* WORK REQUIRED
From the listing below, pull each line that includes "this".

━━ PROVIDED INFORMATION ━━

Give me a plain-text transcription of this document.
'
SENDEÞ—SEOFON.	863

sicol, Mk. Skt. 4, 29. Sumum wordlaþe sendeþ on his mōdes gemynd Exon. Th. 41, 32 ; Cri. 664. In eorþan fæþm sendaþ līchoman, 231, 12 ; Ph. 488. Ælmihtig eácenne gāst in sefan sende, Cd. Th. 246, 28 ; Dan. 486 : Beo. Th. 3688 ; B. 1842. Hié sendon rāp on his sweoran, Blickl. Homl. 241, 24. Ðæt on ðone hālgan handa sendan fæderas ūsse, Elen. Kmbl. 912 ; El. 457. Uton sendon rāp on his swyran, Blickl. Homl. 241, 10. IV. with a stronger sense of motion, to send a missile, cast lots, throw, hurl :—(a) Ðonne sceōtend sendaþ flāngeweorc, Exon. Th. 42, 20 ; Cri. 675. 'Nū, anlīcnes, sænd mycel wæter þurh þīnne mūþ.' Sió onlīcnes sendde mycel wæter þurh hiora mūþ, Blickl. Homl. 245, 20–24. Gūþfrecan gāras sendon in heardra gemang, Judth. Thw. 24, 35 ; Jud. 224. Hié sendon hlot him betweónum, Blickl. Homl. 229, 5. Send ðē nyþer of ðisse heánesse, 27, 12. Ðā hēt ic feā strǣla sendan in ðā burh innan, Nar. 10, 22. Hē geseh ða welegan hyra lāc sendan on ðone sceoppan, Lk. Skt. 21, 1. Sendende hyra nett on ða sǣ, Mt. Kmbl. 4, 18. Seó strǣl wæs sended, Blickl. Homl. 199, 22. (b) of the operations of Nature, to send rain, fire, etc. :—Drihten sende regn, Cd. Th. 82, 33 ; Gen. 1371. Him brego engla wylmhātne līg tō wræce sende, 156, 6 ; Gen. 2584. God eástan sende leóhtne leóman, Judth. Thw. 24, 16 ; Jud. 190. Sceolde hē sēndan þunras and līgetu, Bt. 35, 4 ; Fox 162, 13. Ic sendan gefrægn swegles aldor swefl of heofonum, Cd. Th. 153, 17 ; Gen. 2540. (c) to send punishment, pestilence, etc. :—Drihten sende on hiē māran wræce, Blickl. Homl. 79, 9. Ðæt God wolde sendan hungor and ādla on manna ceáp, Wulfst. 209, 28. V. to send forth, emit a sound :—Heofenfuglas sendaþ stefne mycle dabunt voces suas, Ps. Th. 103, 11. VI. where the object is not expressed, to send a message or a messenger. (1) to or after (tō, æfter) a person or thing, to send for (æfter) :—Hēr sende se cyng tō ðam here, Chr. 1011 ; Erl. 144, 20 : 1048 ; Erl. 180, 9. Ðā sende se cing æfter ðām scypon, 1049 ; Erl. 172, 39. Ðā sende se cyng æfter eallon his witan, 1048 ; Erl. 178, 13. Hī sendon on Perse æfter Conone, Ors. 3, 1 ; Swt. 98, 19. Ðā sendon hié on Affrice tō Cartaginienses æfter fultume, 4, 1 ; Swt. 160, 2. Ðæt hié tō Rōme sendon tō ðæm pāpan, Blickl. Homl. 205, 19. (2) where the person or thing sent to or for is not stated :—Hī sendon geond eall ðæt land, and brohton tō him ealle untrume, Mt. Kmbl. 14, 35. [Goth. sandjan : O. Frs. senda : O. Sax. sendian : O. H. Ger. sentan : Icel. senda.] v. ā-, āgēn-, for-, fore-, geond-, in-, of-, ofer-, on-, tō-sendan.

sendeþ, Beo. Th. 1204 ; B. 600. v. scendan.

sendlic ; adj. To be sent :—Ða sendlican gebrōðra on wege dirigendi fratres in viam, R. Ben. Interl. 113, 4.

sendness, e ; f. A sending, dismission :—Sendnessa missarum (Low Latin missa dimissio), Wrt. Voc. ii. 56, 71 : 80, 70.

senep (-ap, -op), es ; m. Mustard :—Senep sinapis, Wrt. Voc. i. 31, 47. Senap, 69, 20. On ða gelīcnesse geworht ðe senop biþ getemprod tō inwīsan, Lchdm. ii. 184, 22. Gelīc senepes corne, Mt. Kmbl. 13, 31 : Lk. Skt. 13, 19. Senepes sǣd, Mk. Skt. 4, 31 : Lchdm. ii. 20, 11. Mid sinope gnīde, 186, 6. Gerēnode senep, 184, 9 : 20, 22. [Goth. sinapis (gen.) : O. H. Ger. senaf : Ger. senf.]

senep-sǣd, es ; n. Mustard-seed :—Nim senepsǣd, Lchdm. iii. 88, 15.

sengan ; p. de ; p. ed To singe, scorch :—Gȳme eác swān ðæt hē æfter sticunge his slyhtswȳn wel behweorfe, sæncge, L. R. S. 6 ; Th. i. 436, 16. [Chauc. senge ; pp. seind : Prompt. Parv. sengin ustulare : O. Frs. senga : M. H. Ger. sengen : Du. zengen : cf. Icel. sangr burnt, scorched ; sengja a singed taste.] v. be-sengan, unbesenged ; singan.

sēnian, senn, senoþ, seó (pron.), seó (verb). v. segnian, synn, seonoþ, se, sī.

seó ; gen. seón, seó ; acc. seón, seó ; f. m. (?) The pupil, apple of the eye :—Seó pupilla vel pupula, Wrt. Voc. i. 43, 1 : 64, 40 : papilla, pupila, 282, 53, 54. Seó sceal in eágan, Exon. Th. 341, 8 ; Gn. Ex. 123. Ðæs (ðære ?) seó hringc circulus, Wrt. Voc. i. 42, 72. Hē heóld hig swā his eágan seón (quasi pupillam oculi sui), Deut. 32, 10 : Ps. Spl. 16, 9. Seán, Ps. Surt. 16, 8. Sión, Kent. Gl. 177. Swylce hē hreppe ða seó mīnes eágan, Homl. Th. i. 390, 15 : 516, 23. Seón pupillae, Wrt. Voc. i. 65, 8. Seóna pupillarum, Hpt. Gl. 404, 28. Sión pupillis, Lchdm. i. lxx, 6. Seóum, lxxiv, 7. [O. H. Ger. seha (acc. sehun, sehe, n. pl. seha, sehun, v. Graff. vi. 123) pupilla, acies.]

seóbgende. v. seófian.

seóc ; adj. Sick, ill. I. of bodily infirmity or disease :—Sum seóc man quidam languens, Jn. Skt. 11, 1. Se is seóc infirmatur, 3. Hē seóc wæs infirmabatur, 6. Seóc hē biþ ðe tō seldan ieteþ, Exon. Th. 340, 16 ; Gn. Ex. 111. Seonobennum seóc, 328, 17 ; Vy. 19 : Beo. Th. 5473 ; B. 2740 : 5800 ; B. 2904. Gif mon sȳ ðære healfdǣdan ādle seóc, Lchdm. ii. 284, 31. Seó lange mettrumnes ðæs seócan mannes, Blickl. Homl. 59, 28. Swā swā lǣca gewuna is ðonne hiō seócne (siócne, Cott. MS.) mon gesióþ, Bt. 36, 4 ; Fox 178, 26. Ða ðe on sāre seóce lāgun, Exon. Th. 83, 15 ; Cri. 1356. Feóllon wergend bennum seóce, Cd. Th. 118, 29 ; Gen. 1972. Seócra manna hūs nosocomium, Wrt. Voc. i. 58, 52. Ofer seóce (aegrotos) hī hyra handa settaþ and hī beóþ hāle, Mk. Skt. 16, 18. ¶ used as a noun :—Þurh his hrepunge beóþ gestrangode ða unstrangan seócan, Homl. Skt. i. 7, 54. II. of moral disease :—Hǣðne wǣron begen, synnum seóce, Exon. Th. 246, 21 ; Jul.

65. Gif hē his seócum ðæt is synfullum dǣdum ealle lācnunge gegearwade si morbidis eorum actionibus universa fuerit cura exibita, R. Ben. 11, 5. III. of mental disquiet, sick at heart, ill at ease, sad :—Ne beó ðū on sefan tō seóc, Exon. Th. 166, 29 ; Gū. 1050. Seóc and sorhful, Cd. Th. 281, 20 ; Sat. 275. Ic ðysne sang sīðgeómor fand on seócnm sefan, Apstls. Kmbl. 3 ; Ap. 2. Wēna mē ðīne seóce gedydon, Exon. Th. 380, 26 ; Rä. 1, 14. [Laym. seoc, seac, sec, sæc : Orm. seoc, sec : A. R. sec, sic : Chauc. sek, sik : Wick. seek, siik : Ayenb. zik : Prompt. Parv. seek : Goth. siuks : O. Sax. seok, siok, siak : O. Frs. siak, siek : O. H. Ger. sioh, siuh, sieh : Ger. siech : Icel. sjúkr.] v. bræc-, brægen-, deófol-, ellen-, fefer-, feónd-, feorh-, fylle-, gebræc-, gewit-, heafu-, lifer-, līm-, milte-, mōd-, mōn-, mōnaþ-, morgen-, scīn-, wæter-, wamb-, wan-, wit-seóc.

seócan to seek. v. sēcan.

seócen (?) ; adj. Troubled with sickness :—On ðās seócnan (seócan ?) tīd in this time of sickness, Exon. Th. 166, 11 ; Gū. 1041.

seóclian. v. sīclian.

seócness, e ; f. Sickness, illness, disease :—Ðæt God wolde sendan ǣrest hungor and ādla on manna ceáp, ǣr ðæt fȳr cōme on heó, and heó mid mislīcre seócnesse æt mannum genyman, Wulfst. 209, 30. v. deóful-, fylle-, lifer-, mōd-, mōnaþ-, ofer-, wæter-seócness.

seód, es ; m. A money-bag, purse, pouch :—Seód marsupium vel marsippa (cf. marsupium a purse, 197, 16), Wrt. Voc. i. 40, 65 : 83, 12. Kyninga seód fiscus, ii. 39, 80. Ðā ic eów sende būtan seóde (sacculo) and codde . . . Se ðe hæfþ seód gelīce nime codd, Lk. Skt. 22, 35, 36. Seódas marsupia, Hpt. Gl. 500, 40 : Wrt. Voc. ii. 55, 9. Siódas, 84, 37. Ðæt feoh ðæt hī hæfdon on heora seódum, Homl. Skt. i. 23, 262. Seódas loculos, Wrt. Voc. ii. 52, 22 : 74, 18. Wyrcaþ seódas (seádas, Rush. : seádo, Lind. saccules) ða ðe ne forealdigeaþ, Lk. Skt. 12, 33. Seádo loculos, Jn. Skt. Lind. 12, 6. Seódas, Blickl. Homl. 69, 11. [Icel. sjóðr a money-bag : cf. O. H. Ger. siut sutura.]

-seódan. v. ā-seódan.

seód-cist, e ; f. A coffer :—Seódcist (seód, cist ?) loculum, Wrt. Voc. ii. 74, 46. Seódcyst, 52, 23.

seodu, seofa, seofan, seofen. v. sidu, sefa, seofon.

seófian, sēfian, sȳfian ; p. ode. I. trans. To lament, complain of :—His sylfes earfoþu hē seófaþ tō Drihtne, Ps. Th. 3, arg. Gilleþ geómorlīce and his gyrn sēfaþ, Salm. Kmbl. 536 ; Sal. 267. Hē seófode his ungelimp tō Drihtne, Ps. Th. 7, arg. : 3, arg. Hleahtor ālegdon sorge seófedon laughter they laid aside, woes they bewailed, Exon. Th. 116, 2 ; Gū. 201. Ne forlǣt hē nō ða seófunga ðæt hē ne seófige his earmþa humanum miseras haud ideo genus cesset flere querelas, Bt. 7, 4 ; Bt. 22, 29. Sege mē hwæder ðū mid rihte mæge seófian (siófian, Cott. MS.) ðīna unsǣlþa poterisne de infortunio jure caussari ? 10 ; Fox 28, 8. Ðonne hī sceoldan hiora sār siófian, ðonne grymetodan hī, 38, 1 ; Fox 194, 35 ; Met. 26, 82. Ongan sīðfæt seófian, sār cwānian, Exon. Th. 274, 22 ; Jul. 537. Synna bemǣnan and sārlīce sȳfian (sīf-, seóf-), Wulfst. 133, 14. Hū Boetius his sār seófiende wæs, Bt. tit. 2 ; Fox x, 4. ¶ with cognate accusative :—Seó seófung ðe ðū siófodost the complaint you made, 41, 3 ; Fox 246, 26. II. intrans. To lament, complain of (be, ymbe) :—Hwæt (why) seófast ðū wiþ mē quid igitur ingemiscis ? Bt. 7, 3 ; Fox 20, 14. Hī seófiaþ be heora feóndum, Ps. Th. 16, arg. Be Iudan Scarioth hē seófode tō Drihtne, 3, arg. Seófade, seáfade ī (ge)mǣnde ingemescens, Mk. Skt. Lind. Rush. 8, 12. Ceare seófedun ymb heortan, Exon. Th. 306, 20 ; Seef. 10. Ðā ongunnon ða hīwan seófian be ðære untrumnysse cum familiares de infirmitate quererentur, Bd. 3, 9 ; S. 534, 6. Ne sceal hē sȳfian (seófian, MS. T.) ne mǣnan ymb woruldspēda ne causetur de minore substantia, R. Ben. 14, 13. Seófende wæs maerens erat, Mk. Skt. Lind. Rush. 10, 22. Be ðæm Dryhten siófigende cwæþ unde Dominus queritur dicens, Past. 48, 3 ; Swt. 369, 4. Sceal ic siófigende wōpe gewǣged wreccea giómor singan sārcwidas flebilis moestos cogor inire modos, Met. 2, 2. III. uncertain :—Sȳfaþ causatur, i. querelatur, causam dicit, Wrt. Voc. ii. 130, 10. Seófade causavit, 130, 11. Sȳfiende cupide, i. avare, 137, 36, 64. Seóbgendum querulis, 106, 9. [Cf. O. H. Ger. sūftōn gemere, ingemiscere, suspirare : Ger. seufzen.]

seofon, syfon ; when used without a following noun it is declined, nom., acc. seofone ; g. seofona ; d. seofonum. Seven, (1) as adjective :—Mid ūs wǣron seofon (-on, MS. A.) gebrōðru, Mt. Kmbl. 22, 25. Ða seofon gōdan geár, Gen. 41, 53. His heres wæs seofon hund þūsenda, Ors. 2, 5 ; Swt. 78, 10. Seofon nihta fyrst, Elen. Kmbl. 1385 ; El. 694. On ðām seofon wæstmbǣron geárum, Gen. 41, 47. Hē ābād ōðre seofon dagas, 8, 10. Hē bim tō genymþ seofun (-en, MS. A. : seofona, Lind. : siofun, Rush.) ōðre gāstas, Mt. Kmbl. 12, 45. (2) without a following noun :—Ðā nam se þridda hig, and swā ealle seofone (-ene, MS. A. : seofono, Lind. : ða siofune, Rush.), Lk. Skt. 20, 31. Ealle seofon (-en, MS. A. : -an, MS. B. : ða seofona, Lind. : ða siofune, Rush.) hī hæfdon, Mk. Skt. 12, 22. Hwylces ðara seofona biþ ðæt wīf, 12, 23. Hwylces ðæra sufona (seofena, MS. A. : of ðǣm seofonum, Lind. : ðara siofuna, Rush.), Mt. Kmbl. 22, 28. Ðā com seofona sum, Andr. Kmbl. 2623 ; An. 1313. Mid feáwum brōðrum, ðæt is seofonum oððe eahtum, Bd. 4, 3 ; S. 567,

━━━

* WRITTEN ANSWER
Give me a plain-text transcription of this document.
seócen (?) ; adj. Troubled with sickness :—On ðās seócnan (seócan ?) tīd in this time of sickness, Exon. Th. 166, 11 ; Gū. 1041.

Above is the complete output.